Element location listings
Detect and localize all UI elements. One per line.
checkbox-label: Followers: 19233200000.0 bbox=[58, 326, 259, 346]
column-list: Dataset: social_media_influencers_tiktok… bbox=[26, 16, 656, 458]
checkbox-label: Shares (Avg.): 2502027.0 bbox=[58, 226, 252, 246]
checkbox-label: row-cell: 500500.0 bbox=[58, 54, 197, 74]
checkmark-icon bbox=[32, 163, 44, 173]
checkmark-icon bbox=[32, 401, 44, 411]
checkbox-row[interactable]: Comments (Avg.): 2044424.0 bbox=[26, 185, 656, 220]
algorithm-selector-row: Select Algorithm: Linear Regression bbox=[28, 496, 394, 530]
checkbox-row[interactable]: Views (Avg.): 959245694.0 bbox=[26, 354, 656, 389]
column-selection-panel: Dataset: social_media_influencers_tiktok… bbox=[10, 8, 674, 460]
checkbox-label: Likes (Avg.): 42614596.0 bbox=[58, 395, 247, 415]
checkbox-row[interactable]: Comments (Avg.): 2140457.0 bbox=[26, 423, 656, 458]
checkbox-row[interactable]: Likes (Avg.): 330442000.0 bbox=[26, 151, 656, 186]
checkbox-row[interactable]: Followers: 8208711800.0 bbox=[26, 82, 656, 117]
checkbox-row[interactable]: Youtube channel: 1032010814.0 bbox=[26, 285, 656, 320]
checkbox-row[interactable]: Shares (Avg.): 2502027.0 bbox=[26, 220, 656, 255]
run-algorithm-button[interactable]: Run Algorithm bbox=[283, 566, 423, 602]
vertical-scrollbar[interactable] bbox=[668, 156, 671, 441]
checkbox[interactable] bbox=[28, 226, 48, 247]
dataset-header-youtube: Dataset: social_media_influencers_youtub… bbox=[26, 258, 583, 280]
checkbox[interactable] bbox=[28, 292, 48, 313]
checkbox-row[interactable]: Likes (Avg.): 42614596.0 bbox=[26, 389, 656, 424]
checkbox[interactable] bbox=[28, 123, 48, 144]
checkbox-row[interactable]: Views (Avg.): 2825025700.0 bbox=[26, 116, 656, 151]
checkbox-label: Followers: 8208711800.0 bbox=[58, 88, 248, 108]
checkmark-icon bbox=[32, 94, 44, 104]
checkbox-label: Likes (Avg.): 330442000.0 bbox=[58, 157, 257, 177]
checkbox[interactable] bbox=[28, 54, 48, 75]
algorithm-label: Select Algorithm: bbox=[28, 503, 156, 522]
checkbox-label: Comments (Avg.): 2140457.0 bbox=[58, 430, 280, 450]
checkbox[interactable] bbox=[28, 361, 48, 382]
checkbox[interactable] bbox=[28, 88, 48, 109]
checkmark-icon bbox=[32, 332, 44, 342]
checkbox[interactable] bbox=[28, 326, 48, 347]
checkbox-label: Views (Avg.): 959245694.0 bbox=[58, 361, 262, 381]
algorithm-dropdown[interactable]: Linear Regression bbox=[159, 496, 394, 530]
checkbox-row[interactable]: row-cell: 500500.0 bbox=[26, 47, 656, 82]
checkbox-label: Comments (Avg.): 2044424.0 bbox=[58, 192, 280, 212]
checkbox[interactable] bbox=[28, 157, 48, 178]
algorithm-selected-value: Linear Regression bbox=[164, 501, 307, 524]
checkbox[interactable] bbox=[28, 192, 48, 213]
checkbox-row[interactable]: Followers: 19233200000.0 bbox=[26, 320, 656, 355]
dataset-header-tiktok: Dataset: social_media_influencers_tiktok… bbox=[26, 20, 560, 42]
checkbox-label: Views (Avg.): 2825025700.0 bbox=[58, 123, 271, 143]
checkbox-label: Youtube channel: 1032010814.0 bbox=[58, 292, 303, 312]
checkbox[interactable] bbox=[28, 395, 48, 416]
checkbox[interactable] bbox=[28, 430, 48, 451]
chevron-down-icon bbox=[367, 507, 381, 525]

### [PROBLEM TO WORK ON]
Update the records by writing them out again with each "Linear Regression" changed to "Random Forest". Leave everything else as it is.

### [OUTPUT OF THE EXERCISE]
Detect and localize all UI elements. One per line.
checkbox-label: Followers: 19233200000.0 bbox=[58, 326, 259, 346]
column-list: Dataset: social_media_influencers_tiktok… bbox=[26, 16, 656, 458]
checkbox-label: Shares (Avg.): 2502027.0 bbox=[58, 226, 252, 246]
checkbox-label: row-cell: 500500.0 bbox=[58, 54, 197, 74]
checkmark-icon bbox=[32, 163, 44, 173]
checkmark-icon bbox=[32, 401, 44, 411]
checkbox-row[interactable]: Comments (Avg.): 2044424.0 bbox=[26, 185, 656, 220]
algorithm-selector-row: Select Algorithm: Random Forest bbox=[28, 496, 394, 530]
checkbox-row[interactable]: Views (Avg.): 959245694.0 bbox=[26, 354, 656, 389]
column-selection-panel: Dataset: social_media_influencers_tiktok… bbox=[10, 8, 674, 460]
checkbox-label: Likes (Avg.): 42614596.0 bbox=[58, 395, 247, 415]
checkbox-row[interactable]: Comments (Avg.): 2140457.0 bbox=[26, 423, 656, 458]
checkbox-row[interactable]: Likes (Avg.): 330442000.0 bbox=[26, 151, 656, 186]
checkbox-row[interactable]: Followers: 8208711800.0 bbox=[26, 82, 656, 117]
checkbox-row[interactable]: Youtube channel: 1032010814.0 bbox=[26, 285, 656, 320]
checkbox-row[interactable]: Shares (Avg.): 2502027.0 bbox=[26, 220, 656, 255]
run-algorithm-button[interactable]: Run Algorithm bbox=[283, 566, 423, 602]
vertical-scrollbar[interactable] bbox=[668, 156, 671, 441]
checkbox[interactable] bbox=[28, 226, 48, 247]
dataset-header-youtube: Dataset: social_media_influencers_youtub… bbox=[26, 258, 583, 280]
checkbox[interactable] bbox=[28, 292, 48, 313]
checkbox-row[interactable]: Likes (Avg.): 42614596.0 bbox=[26, 389, 656, 424]
checkbox[interactable] bbox=[28, 123, 48, 144]
checkbox-row[interactable]: Views (Avg.): 2825025700.0 bbox=[26, 116, 656, 151]
checkbox-label: Followers: 8208711800.0 bbox=[58, 88, 248, 108]
checkmark-icon bbox=[32, 94, 44, 104]
checkbox-label: Likes (Avg.): 330442000.0 bbox=[58, 157, 257, 177]
checkbox[interactable] bbox=[28, 54, 48, 75]
algorithm-label: Select Algorithm: bbox=[28, 503, 156, 522]
checkbox-label: Comments (Avg.): 2140457.0 bbox=[58, 430, 280, 450]
checkbox[interactable] bbox=[28, 361, 48, 382]
checkbox[interactable] bbox=[28, 88, 48, 109]
checkmark-icon bbox=[32, 332, 44, 342]
checkbox[interactable] bbox=[28, 326, 48, 347]
checkbox-label: Views (Avg.): 959245694.0 bbox=[58, 361, 262, 381]
algorithm-dropdown[interactable]: Random Forest bbox=[159, 496, 394, 530]
checkbox-row[interactable]: row-cell: 500500.0 bbox=[26, 47, 656, 82]
checkbox-label: Comments (Avg.): 2044424.0 bbox=[58, 192, 280, 212]
checkbox[interactable] bbox=[28, 157, 48, 178]
algorithm-selected-value: Random Forest bbox=[164, 501, 307, 524]
checkbox[interactable] bbox=[28, 192, 48, 213]
checkbox-row[interactable]: Followers: 19233200000.0 bbox=[26, 320, 656, 355]
dataset-header-tiktok: Dataset: social_media_influencers_tiktok… bbox=[26, 20, 560, 42]
checkbox-label: Views (Avg.): 2825025700.0 bbox=[58, 123, 271, 143]
checkbox-label: Youtube channel: 1032010814.0 bbox=[58, 292, 303, 312]
checkbox[interactable] bbox=[28, 395, 48, 416]
checkbox[interactable] bbox=[28, 430, 48, 451]
chevron-down-icon bbox=[367, 507, 381, 525]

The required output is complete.